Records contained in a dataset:
----------
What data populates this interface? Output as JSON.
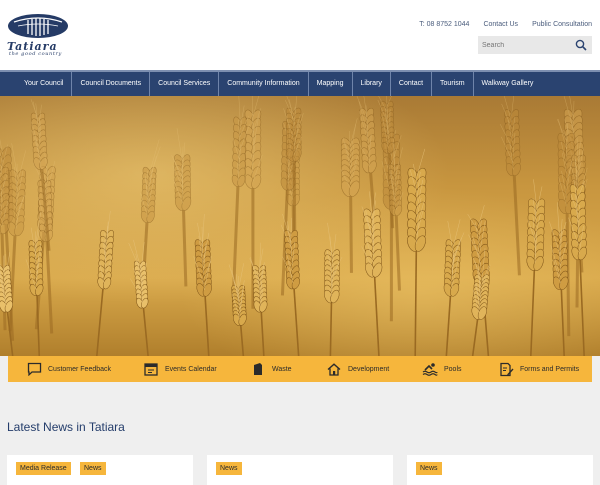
{
  "header": {
    "logo_text": "Tatiara",
    "logo_tagline": "the good country",
    "phone": "T: 08 8752 1044",
    "contact_link": "Contact Us",
    "consultation_link": "Public Consultation",
    "search_placeholder": "Search"
  },
  "nav": {
    "items": [
      {
        "label": "Your Council"
      },
      {
        "label": "Council Documents"
      },
      {
        "label": "Council Services"
      },
      {
        "label": "Community Information"
      },
      {
        "label": "Mapping"
      },
      {
        "label": "Library"
      },
      {
        "label": "Contact"
      },
      {
        "label": "Tourism"
      },
      {
        "label": "Walkway Gallery"
      }
    ]
  },
  "hero": {
    "slide_count": 6,
    "active_slide": 1
  },
  "quick_links": {
    "items": [
      {
        "label": "Customer Feedback",
        "icon": "speech-bubble-icon"
      },
      {
        "label": "Events Calendar",
        "icon": "calendar-icon"
      },
      {
        "label": "Waste",
        "icon": "bin-icon"
      },
      {
        "label": "Development",
        "icon": "house-icon"
      },
      {
        "label": "Pools",
        "icon": "swimmer-icon"
      },
      {
        "label": "Forms and Permits",
        "icon": "form-pen-icon"
      }
    ]
  },
  "news": {
    "heading": "Latest News in Tatiara",
    "cards": [
      {
        "tags": [
          "Media Release",
          "News"
        ]
      },
      {
        "tags": [
          "News"
        ]
      },
      {
        "tags": [
          "News"
        ]
      }
    ]
  },
  "colors": {
    "navy": "#2a4370",
    "accent": "#f6b63c",
    "background": "#efefef"
  }
}
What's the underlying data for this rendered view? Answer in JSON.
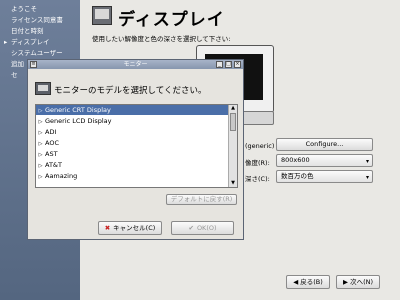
{
  "sidebar": {
    "items": [
      {
        "label": "ようこそ",
        "current": false
      },
      {
        "label": "ライセンス同意書",
        "current": false
      },
      {
        "label": "日付と時刻",
        "current": false
      },
      {
        "label": "ディスプレイ",
        "current": true
      },
      {
        "label": "システムユーザー",
        "current": false
      },
      {
        "label": "追加",
        "current": false
      },
      {
        "label": "セ",
        "current": false
      }
    ]
  },
  "main": {
    "title": "ディスプレイ",
    "instruction": "使用したい解像度と色の深さを選択して下さい:",
    "monitor_value": "(generic)",
    "configure_label": "Configure...",
    "resolution_label": "像度(R):",
    "resolution_value": "800x600",
    "depth_label": "深さ(C):",
    "depth_value": "数百万の色",
    "back_label": "戻る(B)",
    "next_label": "次へ(N)"
  },
  "dialog": {
    "title": "モニター",
    "prompt": "モニターのモデルを選択してください。",
    "models": [
      {
        "label": "Generic CRT Display",
        "selected": true
      },
      {
        "label": "Generic LCD Display",
        "selected": false
      },
      {
        "label": "ADI",
        "selected": false
      },
      {
        "label": "AOC",
        "selected": false
      },
      {
        "label": "AST",
        "selected": false
      },
      {
        "label": "AT&T",
        "selected": false
      },
      {
        "label": "Aamazing",
        "selected": false
      }
    ],
    "reset_label": "デフォルトに戻す(R)",
    "cancel_label": "キャンセル(C)",
    "ok_label": "OK(O)"
  },
  "colors": {
    "sidebar_bg": "#5f7190",
    "selection": "#4a6ea8",
    "titlebar": "#8796ae"
  }
}
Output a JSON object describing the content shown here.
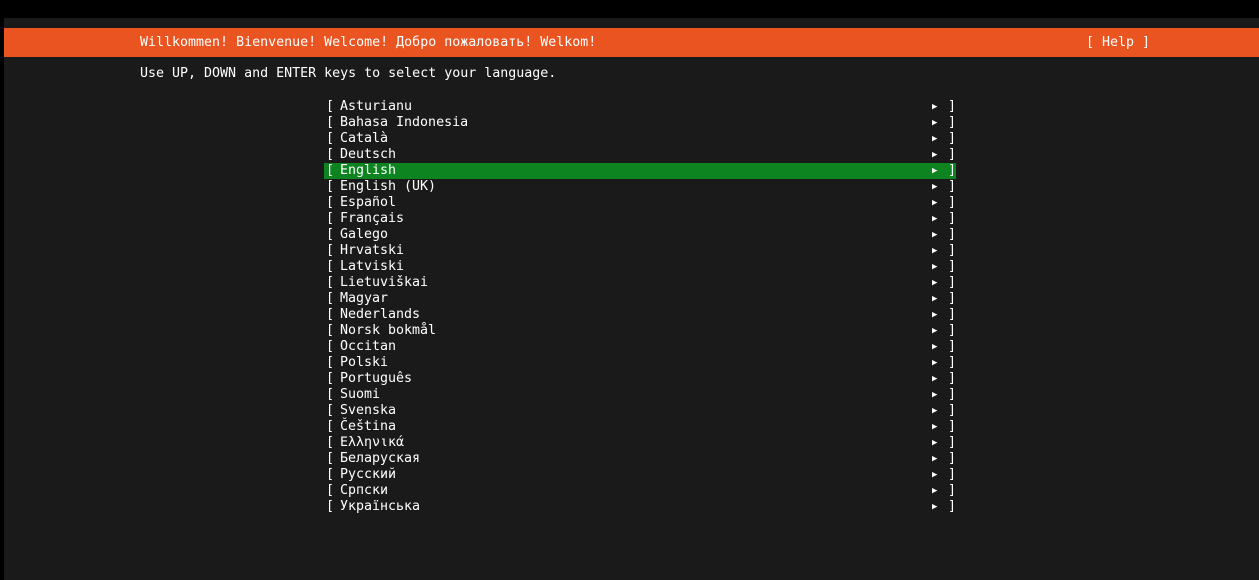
----------
Report all lines of the material that contain the word "this".

What data populates this interface? Output as JSON.
What's the underlying data for this rendered view? Answer in JSON.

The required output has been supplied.